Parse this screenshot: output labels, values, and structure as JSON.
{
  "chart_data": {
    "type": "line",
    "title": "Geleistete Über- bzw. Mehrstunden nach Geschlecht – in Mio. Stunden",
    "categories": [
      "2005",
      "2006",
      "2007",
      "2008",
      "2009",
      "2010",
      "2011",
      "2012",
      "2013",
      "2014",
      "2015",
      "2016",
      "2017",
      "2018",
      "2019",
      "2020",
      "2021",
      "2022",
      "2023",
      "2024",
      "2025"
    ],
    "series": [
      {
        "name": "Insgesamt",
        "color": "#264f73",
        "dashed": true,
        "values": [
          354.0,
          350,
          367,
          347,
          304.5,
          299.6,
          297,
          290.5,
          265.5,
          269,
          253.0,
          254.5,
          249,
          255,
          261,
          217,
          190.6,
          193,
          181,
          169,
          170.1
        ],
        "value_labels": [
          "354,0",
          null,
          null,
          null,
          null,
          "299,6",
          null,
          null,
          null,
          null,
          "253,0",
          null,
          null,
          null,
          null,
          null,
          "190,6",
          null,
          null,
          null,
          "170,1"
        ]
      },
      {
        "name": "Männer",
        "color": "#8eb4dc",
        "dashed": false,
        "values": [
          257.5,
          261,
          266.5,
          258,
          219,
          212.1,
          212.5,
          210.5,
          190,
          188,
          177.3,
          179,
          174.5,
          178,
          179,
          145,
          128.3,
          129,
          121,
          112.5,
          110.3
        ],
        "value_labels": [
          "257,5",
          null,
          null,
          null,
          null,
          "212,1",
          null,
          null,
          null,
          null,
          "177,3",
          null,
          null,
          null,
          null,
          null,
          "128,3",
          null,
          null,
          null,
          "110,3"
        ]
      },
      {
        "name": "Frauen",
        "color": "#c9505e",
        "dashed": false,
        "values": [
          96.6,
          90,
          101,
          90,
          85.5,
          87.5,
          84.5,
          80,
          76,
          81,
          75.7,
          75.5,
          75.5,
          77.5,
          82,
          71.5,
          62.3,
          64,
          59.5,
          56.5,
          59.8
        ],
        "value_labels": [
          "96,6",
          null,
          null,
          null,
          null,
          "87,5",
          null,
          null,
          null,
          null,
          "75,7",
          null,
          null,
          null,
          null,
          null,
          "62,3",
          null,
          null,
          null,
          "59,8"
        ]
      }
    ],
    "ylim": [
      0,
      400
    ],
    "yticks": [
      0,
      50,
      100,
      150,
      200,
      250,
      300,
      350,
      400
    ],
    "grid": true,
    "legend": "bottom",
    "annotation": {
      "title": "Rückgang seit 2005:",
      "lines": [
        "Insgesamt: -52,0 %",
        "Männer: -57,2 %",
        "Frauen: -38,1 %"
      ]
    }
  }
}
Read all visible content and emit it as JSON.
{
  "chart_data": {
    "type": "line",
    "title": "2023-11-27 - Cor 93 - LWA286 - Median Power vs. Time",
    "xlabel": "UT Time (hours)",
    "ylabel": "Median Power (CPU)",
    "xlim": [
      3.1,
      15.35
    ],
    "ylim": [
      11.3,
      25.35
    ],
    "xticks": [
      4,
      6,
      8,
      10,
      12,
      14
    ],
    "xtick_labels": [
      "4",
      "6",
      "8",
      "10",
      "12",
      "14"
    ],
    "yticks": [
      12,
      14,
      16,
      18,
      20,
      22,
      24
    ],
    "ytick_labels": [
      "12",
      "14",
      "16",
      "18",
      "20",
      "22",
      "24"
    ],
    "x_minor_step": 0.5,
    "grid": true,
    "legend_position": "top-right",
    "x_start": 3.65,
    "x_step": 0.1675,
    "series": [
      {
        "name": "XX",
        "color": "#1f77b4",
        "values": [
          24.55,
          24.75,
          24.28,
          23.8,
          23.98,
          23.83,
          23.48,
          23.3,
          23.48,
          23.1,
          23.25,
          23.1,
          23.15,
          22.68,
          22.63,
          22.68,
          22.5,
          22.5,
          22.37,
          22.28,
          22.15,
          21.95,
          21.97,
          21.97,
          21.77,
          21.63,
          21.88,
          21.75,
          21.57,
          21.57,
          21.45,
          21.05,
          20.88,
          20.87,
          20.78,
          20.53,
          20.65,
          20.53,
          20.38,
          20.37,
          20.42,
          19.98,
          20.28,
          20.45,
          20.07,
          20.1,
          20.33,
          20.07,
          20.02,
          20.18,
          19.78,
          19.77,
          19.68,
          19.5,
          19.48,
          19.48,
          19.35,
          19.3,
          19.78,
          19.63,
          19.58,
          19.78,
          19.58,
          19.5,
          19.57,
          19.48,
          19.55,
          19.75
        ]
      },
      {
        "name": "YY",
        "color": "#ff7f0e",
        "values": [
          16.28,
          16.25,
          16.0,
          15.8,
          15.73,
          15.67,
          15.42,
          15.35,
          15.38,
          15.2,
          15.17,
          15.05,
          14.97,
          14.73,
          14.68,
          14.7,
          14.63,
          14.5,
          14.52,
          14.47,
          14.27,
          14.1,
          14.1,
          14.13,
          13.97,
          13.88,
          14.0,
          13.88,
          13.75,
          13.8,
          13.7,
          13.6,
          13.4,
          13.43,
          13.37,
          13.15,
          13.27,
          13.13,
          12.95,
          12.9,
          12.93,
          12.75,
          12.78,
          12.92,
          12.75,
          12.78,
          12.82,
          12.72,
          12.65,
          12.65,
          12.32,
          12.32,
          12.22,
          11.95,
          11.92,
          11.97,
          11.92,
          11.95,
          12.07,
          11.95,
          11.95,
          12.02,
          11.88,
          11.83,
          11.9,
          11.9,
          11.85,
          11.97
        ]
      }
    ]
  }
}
....................
WRITTEN TASK: Read the data above and count the lines that include "Power". Answer only with the count.

TASK OUTPUT: 2